Dataset entries:
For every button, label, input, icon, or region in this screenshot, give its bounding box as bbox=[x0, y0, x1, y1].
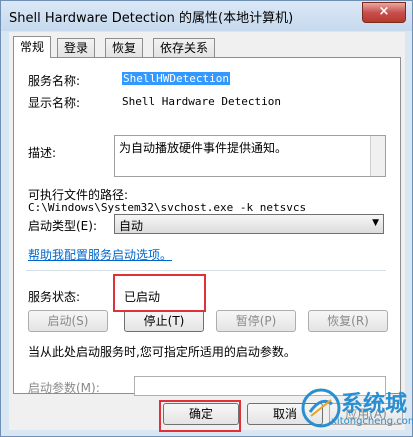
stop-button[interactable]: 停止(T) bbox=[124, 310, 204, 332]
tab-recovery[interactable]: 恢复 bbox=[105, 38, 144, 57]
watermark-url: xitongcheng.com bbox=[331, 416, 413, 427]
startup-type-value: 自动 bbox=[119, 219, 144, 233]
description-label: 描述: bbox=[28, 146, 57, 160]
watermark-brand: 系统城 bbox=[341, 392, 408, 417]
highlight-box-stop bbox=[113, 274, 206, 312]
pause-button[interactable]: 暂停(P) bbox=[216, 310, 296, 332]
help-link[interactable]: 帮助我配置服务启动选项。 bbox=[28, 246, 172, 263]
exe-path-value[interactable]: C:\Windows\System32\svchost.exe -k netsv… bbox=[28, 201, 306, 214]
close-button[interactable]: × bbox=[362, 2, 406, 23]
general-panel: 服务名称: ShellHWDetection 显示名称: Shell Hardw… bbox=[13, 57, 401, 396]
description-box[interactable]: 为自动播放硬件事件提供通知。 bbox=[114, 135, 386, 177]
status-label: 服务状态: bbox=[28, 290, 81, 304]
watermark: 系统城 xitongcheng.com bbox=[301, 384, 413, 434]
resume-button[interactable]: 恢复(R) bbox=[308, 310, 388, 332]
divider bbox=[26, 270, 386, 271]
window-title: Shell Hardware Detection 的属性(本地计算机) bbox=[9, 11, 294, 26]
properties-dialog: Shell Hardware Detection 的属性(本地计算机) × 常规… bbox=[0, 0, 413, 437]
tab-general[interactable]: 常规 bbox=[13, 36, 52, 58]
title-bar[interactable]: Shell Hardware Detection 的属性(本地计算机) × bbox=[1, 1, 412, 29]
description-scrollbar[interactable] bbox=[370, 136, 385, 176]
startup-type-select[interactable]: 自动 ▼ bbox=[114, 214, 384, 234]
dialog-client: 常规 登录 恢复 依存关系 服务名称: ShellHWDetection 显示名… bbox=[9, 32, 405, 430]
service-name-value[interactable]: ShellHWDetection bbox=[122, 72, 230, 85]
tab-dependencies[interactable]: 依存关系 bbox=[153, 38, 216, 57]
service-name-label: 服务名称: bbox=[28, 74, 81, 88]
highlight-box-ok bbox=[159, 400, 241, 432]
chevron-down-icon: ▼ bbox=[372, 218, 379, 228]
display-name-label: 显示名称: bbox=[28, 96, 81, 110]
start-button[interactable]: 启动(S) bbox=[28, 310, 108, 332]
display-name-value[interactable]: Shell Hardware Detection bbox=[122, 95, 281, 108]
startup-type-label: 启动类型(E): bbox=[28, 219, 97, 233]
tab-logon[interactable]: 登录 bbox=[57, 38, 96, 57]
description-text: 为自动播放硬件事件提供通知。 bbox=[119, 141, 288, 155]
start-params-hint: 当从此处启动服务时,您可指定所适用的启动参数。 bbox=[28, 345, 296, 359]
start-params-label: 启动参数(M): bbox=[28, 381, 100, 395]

--

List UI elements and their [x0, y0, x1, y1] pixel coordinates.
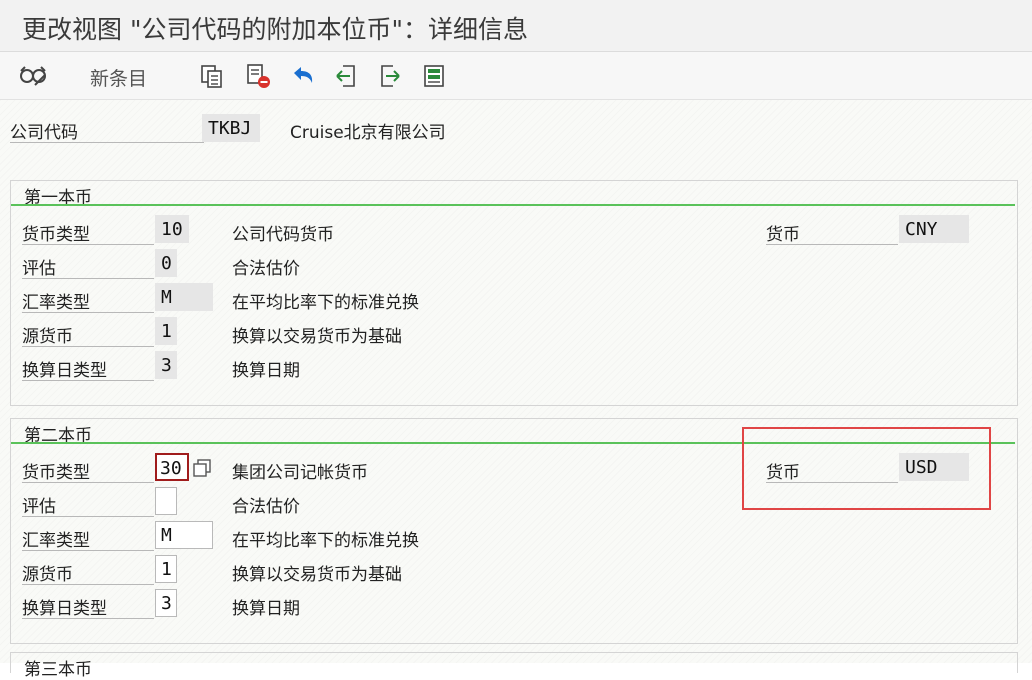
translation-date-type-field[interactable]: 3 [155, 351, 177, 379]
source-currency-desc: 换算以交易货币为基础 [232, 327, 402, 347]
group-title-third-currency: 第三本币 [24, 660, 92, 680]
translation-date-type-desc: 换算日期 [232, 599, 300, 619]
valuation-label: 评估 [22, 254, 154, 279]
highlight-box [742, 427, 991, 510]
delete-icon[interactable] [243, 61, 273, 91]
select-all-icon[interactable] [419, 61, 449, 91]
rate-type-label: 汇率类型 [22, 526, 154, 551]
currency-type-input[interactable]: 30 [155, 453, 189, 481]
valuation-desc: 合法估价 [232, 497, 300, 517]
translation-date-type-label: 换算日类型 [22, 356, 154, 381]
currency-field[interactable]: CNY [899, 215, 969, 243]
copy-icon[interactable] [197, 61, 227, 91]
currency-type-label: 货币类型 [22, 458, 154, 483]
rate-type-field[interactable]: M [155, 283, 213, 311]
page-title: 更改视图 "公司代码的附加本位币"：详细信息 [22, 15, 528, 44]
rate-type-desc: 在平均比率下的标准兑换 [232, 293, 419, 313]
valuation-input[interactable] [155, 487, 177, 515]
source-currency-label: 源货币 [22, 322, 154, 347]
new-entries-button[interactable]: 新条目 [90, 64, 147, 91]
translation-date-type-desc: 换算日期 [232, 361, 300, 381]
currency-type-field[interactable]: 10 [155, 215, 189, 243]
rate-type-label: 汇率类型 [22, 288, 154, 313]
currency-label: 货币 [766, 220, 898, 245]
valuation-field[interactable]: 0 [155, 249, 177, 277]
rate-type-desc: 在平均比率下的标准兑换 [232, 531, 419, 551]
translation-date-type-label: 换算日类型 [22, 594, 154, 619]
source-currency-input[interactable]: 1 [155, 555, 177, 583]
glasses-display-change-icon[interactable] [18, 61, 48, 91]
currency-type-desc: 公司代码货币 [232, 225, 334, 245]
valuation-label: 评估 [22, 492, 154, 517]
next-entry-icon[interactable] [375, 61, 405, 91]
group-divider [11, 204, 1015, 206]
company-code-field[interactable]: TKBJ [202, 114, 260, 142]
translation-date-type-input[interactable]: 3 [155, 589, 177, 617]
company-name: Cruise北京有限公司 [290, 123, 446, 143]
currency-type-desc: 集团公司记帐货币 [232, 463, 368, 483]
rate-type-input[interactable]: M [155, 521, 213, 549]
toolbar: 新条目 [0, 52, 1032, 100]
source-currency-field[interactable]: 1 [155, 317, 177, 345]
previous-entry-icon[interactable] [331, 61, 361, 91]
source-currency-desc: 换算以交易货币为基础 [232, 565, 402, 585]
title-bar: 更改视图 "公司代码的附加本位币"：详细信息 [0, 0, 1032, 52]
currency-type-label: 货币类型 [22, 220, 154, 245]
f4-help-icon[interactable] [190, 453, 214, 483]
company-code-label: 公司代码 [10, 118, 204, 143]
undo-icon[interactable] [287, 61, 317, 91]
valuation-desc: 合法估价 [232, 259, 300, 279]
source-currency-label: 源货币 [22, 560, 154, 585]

---

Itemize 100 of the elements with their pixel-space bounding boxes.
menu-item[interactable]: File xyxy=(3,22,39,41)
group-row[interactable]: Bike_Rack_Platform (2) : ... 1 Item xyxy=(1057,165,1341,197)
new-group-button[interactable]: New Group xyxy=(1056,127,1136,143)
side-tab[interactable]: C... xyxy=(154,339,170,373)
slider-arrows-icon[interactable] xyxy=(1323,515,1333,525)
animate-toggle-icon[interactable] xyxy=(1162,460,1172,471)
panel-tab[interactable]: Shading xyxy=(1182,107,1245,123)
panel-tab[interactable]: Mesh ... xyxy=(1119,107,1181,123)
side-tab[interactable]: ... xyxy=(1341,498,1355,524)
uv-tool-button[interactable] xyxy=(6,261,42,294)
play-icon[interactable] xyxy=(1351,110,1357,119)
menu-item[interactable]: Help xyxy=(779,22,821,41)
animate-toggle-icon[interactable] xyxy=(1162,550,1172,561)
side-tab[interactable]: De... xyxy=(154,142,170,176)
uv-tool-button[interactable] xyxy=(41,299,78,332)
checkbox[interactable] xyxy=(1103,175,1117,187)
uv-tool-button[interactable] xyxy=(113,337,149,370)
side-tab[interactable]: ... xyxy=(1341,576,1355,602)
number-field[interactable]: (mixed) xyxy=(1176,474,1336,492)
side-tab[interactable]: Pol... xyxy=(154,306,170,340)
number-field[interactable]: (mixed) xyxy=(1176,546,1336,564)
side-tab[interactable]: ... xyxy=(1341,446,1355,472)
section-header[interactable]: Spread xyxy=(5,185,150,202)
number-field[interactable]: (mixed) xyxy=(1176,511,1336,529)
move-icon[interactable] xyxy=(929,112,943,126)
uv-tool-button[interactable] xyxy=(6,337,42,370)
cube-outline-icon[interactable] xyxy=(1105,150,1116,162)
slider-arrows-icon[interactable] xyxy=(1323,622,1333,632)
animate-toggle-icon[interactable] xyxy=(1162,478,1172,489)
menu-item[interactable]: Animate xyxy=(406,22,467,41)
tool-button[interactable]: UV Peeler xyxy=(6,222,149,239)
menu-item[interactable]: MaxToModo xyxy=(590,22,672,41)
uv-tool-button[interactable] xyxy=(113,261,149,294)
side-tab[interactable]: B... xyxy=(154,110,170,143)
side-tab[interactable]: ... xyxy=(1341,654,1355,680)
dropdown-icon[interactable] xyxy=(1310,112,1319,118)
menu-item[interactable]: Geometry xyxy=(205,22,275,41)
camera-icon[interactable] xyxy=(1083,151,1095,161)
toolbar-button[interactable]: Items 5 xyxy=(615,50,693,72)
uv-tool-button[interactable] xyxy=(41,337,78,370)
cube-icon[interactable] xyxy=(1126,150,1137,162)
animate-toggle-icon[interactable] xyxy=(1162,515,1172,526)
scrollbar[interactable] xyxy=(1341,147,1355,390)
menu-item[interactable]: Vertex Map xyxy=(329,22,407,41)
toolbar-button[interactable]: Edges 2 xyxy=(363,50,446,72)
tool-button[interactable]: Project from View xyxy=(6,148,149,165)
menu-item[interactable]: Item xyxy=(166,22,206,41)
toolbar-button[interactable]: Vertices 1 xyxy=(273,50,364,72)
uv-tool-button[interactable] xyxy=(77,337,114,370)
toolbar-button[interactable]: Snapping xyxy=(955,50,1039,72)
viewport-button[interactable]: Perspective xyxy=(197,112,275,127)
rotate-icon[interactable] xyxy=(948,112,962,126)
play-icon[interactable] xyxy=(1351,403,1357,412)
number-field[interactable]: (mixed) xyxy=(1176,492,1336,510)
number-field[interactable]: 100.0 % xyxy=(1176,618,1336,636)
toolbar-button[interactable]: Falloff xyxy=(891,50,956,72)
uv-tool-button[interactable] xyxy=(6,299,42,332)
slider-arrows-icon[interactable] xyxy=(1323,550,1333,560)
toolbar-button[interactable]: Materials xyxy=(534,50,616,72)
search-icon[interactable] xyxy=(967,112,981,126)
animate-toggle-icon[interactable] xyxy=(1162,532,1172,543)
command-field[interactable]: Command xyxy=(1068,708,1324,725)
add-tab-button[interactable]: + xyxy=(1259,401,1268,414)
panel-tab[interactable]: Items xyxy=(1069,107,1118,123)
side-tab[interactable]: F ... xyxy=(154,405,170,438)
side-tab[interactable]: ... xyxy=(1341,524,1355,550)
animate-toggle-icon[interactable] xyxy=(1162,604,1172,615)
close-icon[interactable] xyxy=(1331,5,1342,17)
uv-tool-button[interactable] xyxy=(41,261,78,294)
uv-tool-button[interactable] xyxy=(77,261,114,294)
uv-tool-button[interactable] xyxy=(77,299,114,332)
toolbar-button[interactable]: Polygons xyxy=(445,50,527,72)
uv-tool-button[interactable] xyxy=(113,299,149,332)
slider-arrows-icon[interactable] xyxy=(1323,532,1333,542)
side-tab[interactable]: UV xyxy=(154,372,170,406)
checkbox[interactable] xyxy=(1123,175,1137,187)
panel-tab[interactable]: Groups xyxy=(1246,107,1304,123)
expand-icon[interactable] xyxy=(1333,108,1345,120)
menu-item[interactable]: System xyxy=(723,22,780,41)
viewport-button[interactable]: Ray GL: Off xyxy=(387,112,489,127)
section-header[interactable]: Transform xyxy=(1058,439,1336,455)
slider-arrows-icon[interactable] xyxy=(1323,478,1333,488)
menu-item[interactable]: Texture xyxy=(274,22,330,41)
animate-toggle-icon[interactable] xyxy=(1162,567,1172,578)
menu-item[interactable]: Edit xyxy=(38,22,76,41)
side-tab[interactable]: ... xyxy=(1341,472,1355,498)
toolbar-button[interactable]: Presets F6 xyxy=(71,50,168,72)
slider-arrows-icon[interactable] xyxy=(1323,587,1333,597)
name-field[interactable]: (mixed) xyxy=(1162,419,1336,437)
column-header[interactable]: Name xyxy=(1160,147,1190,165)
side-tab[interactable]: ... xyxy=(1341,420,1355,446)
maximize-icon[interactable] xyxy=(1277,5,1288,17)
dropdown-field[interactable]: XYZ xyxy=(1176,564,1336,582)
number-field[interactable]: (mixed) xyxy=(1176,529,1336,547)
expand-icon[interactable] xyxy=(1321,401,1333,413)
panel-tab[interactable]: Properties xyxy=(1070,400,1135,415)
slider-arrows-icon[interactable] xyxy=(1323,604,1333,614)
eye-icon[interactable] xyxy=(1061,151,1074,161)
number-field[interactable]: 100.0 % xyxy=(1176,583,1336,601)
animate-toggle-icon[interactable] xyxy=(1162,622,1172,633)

• _WHAT THE TASK REQUIRES_
Output this listing unchanged, from the line with "Itemize 100 of" up to and including the line with "number-field[interactable]: (mixed) xyxy=(1176,511,1336,529)".

• _WORKED SOLUTION_
Itemize 100 of the elements with their pixel-space bounding boxes.
menu-item[interactable]: File xyxy=(3,22,39,41)
group-row[interactable]: Bike_Rack_Platform (2) : ... 1 Item xyxy=(1057,165,1341,197)
new-group-button[interactable]: New Group xyxy=(1056,127,1136,143)
side-tab[interactable]: C... xyxy=(154,339,170,373)
slider-arrows-icon[interactable] xyxy=(1323,515,1333,525)
animate-toggle-icon[interactable] xyxy=(1162,460,1172,471)
panel-tab[interactable]: Shading xyxy=(1182,107,1245,123)
panel-tab[interactable]: Mesh ... xyxy=(1119,107,1181,123)
side-tab[interactable]: ... xyxy=(1341,498,1355,524)
uv-tool-button[interactable] xyxy=(6,261,42,294)
play-icon[interactable] xyxy=(1351,110,1357,119)
menu-item[interactable]: Help xyxy=(779,22,821,41)
animate-toggle-icon[interactable] xyxy=(1162,550,1172,561)
side-tab[interactable]: De... xyxy=(154,142,170,176)
uv-tool-button[interactable] xyxy=(41,299,78,332)
checkbox[interactable] xyxy=(1103,175,1117,187)
uv-tool-button[interactable] xyxy=(113,337,149,370)
side-tab[interactable]: ... xyxy=(1341,576,1355,602)
number-field[interactable]: (mixed) xyxy=(1176,474,1336,492)
side-tab[interactable]: Pol... xyxy=(154,306,170,340)
number-field[interactable]: (mixed) xyxy=(1176,546,1336,564)
side-tab[interactable]: ... xyxy=(1341,446,1355,472)
section-header[interactable]: Spread xyxy=(5,185,150,202)
number-field[interactable]: (mixed) xyxy=(1176,511,1336,529)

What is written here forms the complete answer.